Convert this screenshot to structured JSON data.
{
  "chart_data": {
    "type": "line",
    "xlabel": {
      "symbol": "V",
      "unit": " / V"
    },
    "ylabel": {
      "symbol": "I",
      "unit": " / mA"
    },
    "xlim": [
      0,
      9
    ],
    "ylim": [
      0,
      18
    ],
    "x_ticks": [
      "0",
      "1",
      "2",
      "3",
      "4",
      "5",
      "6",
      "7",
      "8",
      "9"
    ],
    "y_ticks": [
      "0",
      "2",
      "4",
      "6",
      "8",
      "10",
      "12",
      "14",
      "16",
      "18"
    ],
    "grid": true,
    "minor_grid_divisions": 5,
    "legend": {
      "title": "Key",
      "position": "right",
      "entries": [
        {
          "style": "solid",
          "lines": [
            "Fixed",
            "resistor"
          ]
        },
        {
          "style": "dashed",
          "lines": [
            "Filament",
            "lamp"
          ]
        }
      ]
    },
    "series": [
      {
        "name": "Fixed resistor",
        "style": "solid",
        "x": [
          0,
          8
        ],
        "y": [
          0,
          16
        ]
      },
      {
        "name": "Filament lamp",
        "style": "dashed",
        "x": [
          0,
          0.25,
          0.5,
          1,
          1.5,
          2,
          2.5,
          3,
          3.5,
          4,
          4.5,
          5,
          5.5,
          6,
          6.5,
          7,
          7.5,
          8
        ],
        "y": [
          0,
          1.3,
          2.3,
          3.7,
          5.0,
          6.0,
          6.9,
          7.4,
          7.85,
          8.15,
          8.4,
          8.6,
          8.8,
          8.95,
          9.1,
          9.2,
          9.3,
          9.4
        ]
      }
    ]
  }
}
--------------------------------
Given instruction:
Transcribe the whole listing exactly.

Task output:
Convert this screenshot to structured JSON data.
{
  "chart_data": {
    "type": "line",
    "xlabel": {
      "symbol": "V",
      "unit": " / V"
    },
    "ylabel": {
      "symbol": "I",
      "unit": " / mA"
    },
    "xlim": [
      0,
      9
    ],
    "ylim": [
      0,
      18
    ],
    "x_ticks": [
      "0",
      "1",
      "2",
      "3",
      "4",
      "5",
      "6",
      "7",
      "8",
      "9"
    ],
    "y_ticks": [
      "0",
      "2",
      "4",
      "6",
      "8",
      "10",
      "12",
      "14",
      "16",
      "18"
    ],
    "grid": true,
    "minor_grid_divisions": 5,
    "legend": {
      "title": "Key",
      "position": "right",
      "entries": [
        {
          "style": "solid",
          "lines": [
            "Fixed",
            "resistor"
          ]
        },
        {
          "style": "dashed",
          "lines": [
            "Filament",
            "lamp"
          ]
        }
      ]
    },
    "series": [
      {
        "name": "Fixed resistor",
        "style": "solid",
        "x": [
          0,
          8
        ],
        "y": [
          0,
          16
        ]
      },
      {
        "name": "Filament lamp",
        "style": "dashed",
        "x": [
          0,
          0.25,
          0.5,
          1,
          1.5,
          2,
          2.5,
          3,
          3.5,
          4,
          4.5,
          5,
          5.5,
          6,
          6.5,
          7,
          7.5,
          8
        ],
        "y": [
          0,
          1.3,
          2.3,
          3.7,
          5.0,
          6.0,
          6.9,
          7.4,
          7.85,
          8.15,
          8.4,
          8.6,
          8.8,
          8.95,
          9.1,
          9.2,
          9.3,
          9.4
        ]
      }
    ]
  }
}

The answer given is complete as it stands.